### What you are asked to do
Extract the complete data exactly as given.

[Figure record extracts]

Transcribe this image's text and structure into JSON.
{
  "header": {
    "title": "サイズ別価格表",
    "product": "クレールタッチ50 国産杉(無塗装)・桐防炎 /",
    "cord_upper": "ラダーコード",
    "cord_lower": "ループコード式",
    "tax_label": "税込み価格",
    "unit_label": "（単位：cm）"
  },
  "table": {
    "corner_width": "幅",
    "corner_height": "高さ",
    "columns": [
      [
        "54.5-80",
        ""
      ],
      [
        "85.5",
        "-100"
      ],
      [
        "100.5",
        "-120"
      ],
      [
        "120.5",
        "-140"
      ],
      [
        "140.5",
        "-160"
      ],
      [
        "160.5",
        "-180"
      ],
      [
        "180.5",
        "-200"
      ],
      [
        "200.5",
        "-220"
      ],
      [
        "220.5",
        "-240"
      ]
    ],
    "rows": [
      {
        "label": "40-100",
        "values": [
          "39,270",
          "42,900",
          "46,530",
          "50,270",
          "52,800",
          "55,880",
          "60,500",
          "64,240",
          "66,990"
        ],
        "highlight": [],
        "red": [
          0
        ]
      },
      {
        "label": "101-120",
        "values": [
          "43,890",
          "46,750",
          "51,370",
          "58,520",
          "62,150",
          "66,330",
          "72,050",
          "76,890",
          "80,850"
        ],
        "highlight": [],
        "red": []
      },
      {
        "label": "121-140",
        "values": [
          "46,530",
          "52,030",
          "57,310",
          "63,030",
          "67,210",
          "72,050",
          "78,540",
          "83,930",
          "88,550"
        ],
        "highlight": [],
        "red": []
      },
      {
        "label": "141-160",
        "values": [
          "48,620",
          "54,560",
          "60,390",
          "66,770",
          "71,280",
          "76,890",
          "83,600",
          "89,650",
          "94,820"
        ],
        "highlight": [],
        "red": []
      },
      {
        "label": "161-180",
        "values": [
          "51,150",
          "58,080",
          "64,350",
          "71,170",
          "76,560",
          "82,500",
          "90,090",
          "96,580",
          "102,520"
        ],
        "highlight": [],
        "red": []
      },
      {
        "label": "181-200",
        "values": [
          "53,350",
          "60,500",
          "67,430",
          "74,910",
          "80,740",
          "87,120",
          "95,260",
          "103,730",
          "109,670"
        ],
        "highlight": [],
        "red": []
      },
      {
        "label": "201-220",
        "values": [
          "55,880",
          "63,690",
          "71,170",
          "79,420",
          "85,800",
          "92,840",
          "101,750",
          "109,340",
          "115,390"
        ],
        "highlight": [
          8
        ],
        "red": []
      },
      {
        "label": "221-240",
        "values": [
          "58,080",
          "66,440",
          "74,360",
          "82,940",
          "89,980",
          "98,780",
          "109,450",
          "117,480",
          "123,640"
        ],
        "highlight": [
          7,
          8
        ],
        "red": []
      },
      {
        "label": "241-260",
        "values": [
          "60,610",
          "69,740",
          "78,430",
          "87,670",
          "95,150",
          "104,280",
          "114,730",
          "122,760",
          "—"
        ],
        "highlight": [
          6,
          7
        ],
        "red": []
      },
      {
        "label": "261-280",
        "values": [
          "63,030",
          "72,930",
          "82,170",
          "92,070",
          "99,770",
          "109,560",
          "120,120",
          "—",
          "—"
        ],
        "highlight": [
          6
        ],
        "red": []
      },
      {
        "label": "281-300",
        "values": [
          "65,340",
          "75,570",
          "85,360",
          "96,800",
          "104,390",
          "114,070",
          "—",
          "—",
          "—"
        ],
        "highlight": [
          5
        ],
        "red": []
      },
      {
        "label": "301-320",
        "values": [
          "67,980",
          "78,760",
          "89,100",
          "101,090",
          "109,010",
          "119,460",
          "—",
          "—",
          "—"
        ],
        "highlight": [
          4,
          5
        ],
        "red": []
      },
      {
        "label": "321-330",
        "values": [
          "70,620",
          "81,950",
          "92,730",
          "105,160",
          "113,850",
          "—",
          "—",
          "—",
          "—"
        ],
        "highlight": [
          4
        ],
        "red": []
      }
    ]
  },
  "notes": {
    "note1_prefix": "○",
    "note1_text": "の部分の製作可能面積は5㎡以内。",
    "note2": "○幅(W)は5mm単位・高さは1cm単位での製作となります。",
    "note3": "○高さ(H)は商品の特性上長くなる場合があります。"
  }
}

### Answer to the problem
Transcribe this image's text and structure into JSON.
{
  "header": {
    "title": "サイズ別価格表",
    "product": "クレールタッチ50 国産杉(無塗装)・桐防炎 /",
    "cord_upper": "ラダーコード",
    "cord_lower": "ループコード式",
    "tax_label": "税込み価格",
    "unit_label": "（単位：cm）"
  },
  "table": {
    "corner_width": "幅",
    "corner_height": "高さ",
    "columns": [
      [
        "54.5-80",
        ""
      ],
      [
        "85.5",
        "-100"
      ],
      [
        "100.5",
        "-120"
      ],
      [
        "120.5",
        "-140"
      ],
      [
        "140.5",
        "-160"
      ],
      [
        "160.5",
        "-180"
      ],
      [
        "180.5",
        "-200"
      ],
      [
        "200.5",
        "-220"
      ],
      [
        "220.5",
        "-240"
      ]
    ],
    "rows": [
      {
        "label": "40-100",
        "values": [
          "39,270",
          "42,900",
          "46,530",
          "50,270",
          "52,800",
          "55,880",
          "60,500",
          "64,240",
          "66,990"
        ],
        "highlight": [],
        "red": [
          0
        ]
      },
      {
        "label": "101-120",
        "values": [
          "43,890",
          "46,750",
          "51,370",
          "58,520",
          "62,150",
          "66,330",
          "72,050",
          "76,890",
          "80,850"
        ],
        "highlight": [],
        "red": []
      },
      {
        "label": "121-140",
        "values": [
          "46,530",
          "52,030",
          "57,310",
          "63,030",
          "67,210",
          "72,050",
          "78,540",
          "83,930",
          "88,550"
        ],
        "highlight": [],
        "red": []
      },
      {
        "label": "141-160",
        "values": [
          "48,620",
          "54,560",
          "60,390",
          "66,770",
          "71,280",
          "76,890",
          "83,600",
          "89,650",
          "94,820"
        ],
        "highlight": [],
        "red": []
      },
      {
        "label": "161-180",
        "values": [
          "51,150",
          "58,080",
          "64,350",
          "71,170",
          "76,560",
          "82,500",
          "90,090",
          "96,580",
          "102,520"
        ],
        "highlight": [],
        "red": []
      },
      {
        "label": "181-200",
        "values": [
          "53,350",
          "60,500",
          "67,430",
          "74,910",
          "80,740",
          "87,120",
          "95,260",
          "103,730",
          "109,670"
        ],
        "highlight": [],
        "red": []
      },
      {
        "label": "201-220",
        "values": [
          "55,880",
          "63,690",
          "71,170",
          "79,420",
          "85,800",
          "92,840",
          "101,750",
          "109,340",
          "115,390"
        ],
        "highlight": [
          8
        ],
        "red": []
      },
      {
        "label": "221-240",
        "values": [
          "58,080",
          "66,440",
          "74,360",
          "82,940",
          "89,980",
          "98,780",
          "109,450",
          "117,480",
          "123,640"
        ],
        "highlight": [
          7,
          8
        ],
        "red": []
      },
      {
        "label": "241-260",
        "values": [
          "60,610",
          "69,740",
          "78,430",
          "87,670",
          "95,150",
          "104,280",
          "114,730",
          "122,760",
          "—"
        ],
        "highlight": [
          6,
          7
        ],
        "red": []
      },
      {
        "label": "261-280",
        "values": [
          "63,030",
          "72,930",
          "82,170",
          "92,070",
          "99,770",
          "109,560",
          "120,120",
          "—",
          "—"
        ],
        "highlight": [
          6
        ],
        "red": []
      },
      {
        "label": "281-300",
        "values": [
          "65,340",
          "75,570",
          "85,360",
          "96,800",
          "104,390",
          "114,070",
          "—",
          "—",
          "—"
        ],
        "highlight": [
          5
        ],
        "red": []
      },
      {
        "label": "301-320",
        "values": [
          "67,980",
          "78,760",
          "89,100",
          "101,090",
          "109,010",
          "119,460",
          "—",
          "—",
          "—"
        ],
        "highlight": [
          4,
          5
        ],
        "red": []
      },
      {
        "label": "321-330",
        "values": [
          "70,620",
          "81,950",
          "92,730",
          "105,160",
          "113,850",
          "—",
          "—",
          "—",
          "—"
        ],
        "highlight": [
          4
        ],
        "red": []
      }
    ]
  },
  "notes": {
    "note1_prefix": "○",
    "note1_text": "の部分の製作可能面積は5㎡以内。",
    "note2": "○幅(W)は5mm単位・高さは1cm単位での製作となります。",
    "note3": "○高さ(H)は商品の特性上長くなる場合があります。"
  }
}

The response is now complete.